• Task statement
Lines that contain "bring" are to be counted; give only their number.

== Records

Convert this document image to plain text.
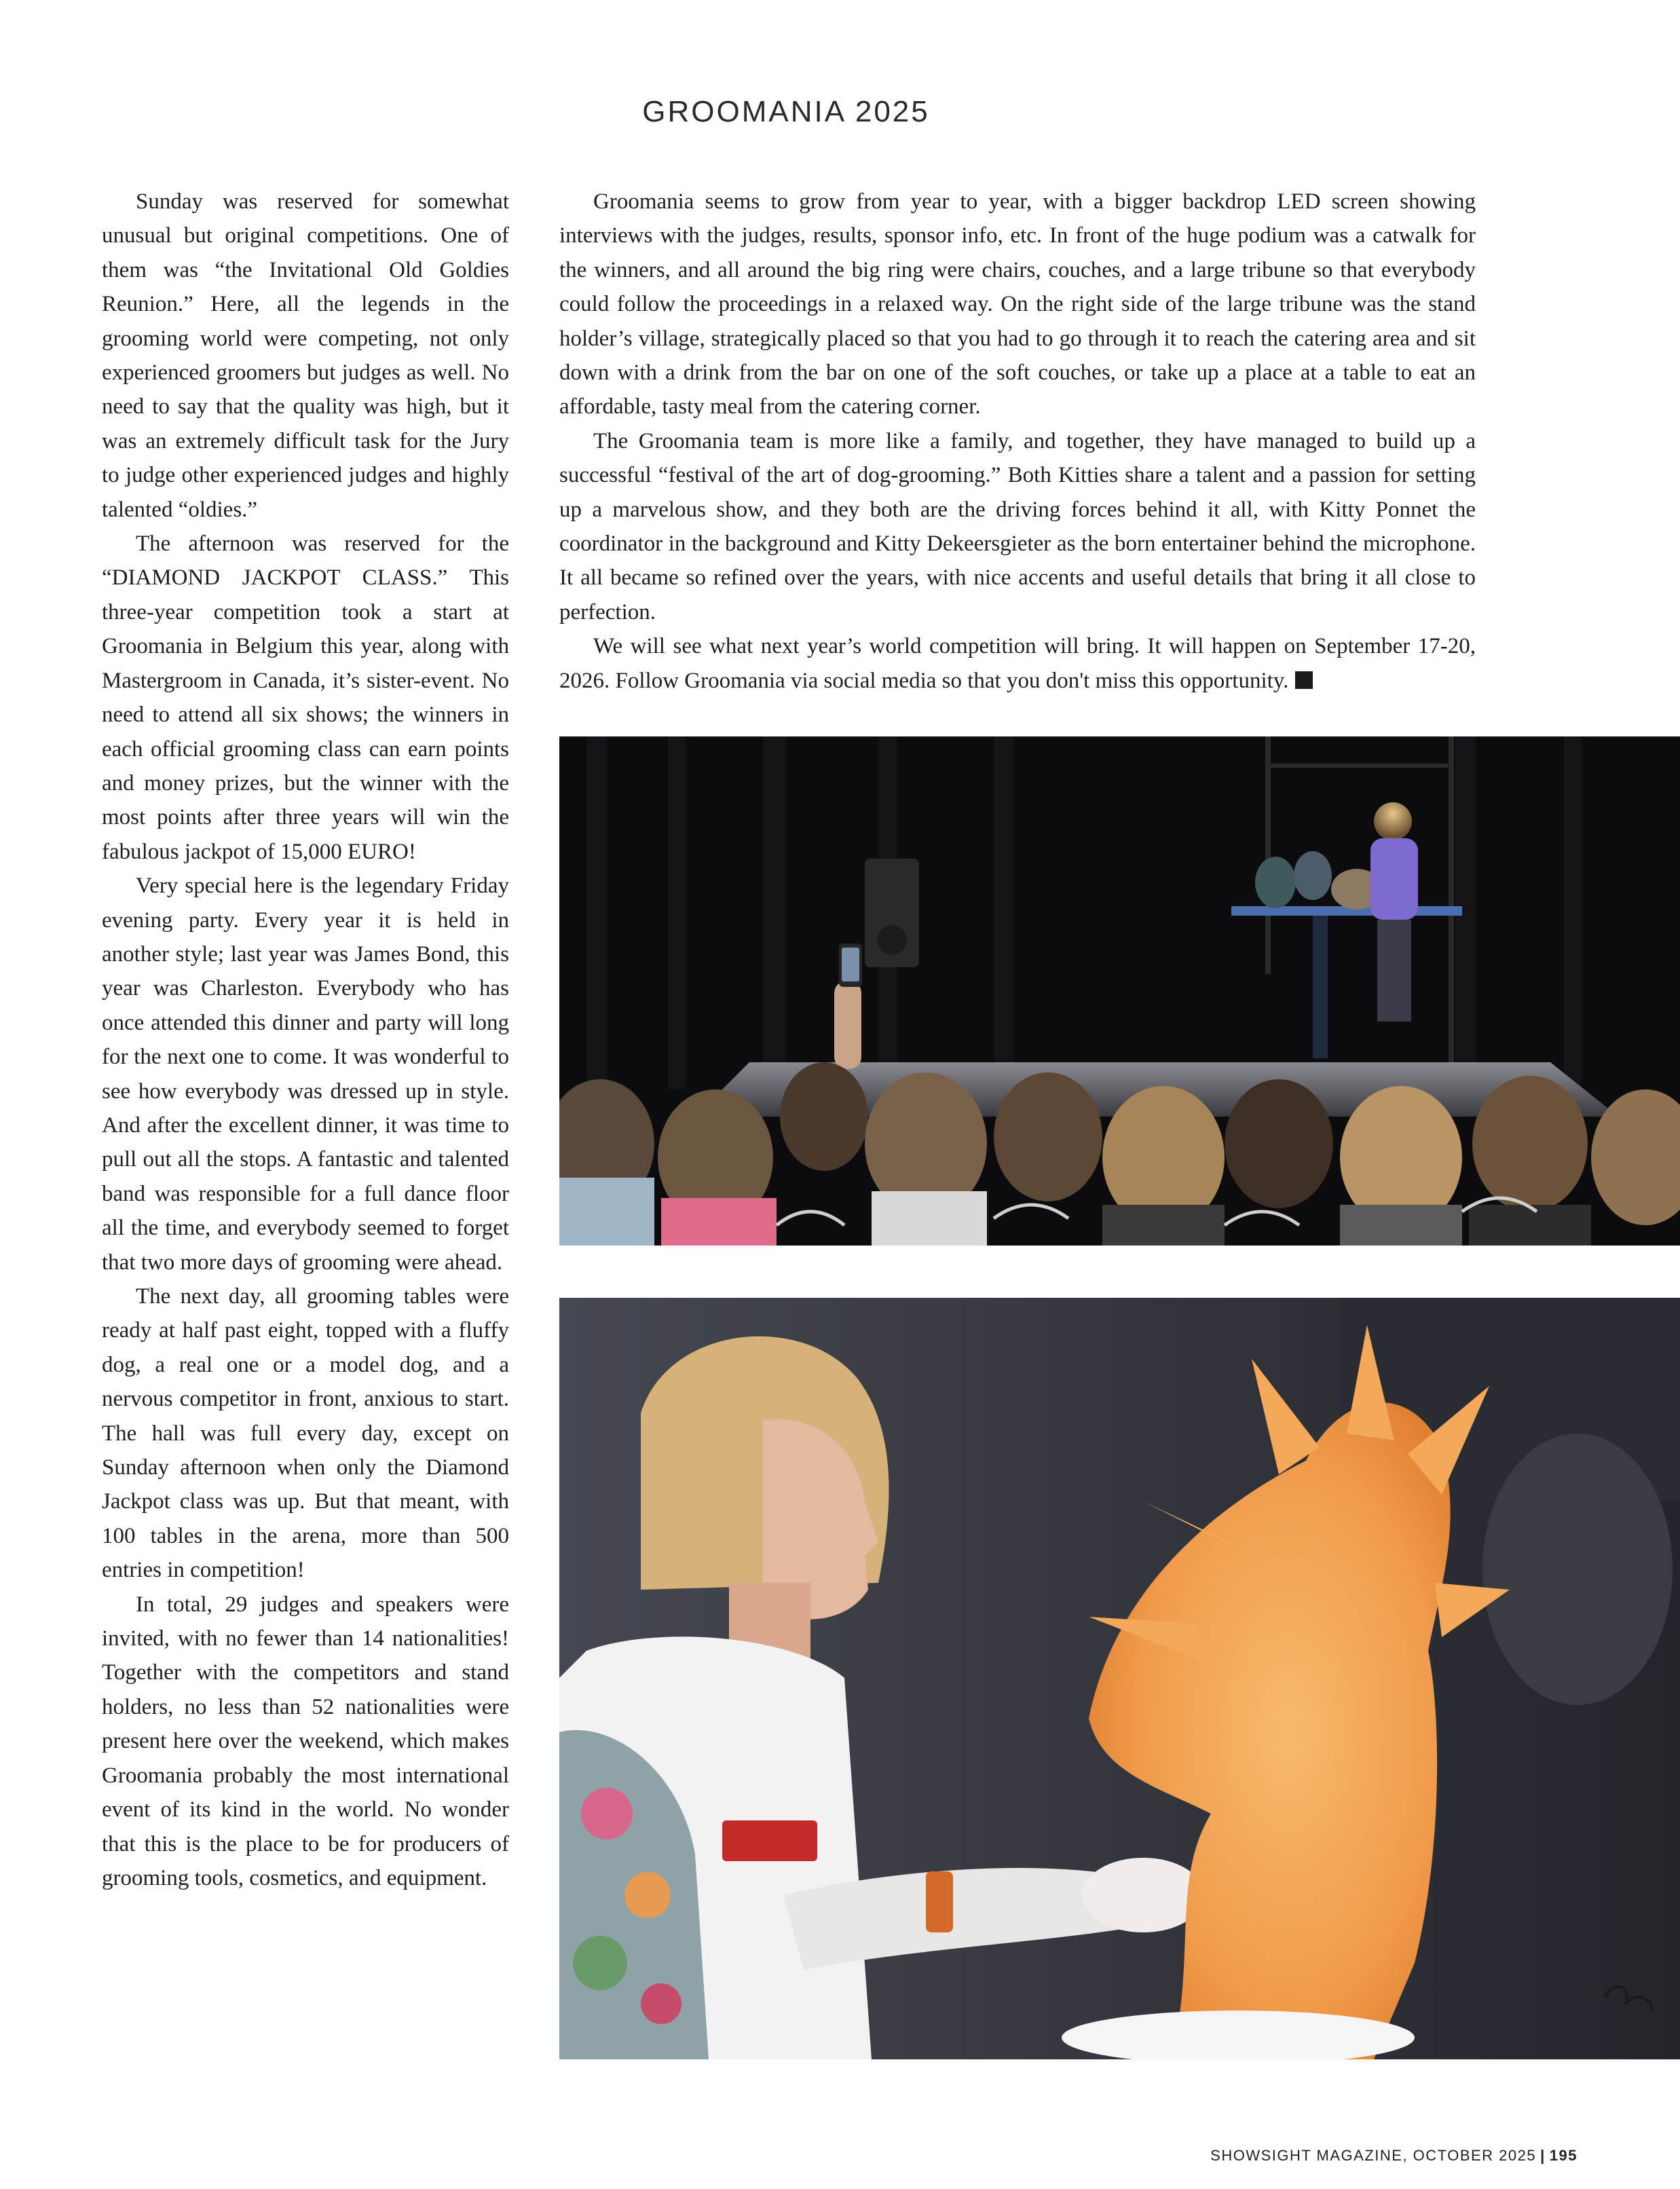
GROOMANIA 2025

Sunday was reserved for somewhat unusual but original competitions. One of them was “the Invitational Old Goldies Reunion.” Here, all the legends in the grooming world were competing, not only experienced groomers but judges as well. No need to say that the quality was high, but it was an extremely difficult task for the Jury to judge other experienced judges and highly talented “oldies.”

The afternoon was reserved for the “DIAMOND JACKPOT CLASS.” This three-year competition took a start at Groomania in Belgium this year, along with Mastergroom in Canada, it’s sister-event. No need to attend all six shows; the winners in each official grooming class can earn points and money prizes, but the winner with the most points after three years will win the fabulous jackpot of 15,000 EURO!

Very special here is the legendary Friday evening party. Every year it is held in another style; last year was James Bond, this year was Charleston. Everybody who has once attended this dinner and party will long for the next one to come. It was wonderful to see how everybody was dressed up in style. And after the excellent dinner, it was time to pull out all the stops. A fantastic and talented band was responsible for a full dance floor all the time, and everybody seemed to forget that two more days of grooming were ahead.

The next day, all grooming tables were ready at half past eight, topped with a fluffy dog, a real one or a model dog, and a nervous competitor in front, anxious to start. The hall was full every day, except on Sunday afternoon when only the Diamond Jackpot class was up. But that meant, with 100 tables in the arena, more than 500 entries in competition!

In total, 29 judges and speakers were invited, with no fewer than 14 nationalities! Together with the competitors and stand holders, no less than 52 nationalities were present here over the weekend, which makes Groomania probably the most international event of its kind in the world. No wonder that this is the place to be for producers of grooming tools, cosmetics, and equipment.

Groomania seems to grow from year to year, with a bigger backdrop LED screen showing interviews with the judges, results, sponsor info, etc. In front of the huge podium was a catwalk for the winners, and all around the big ring were chairs, couches, and a large tribune so that everybody could follow the proceedings in a relaxed way. On the right side of the large tribune was the stand holder’s village, strategically placed so that you had to go through it to reach the catering area and sit down with a drink from the bar on one of the soft couches, or take up a place at a table to eat an affordable, tasty meal from the catering corner.

The Groomania team is more like a family, and together, they have managed to build up a successful “festival of the art of dog-grooming.” Both Kitties share a talent and a passion for setting up a marvelous show, and they both are the driving forces behind it all, with Kitty Ponnet the coordinator in the background and Kitty Dekeersgieter as the born entertainer behind the microphone. It all became so refined over the years, with nice accents and useful details that bring it all close to perfection.

We will see what next year’s world competition will bring. It will happen on September 17-20, 2026. Follow Groomania via social media so that you don't miss this opportunity.

SHOWSIGHT MAGAZINE, OCTOBER 2025 | 195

====

• Written response
2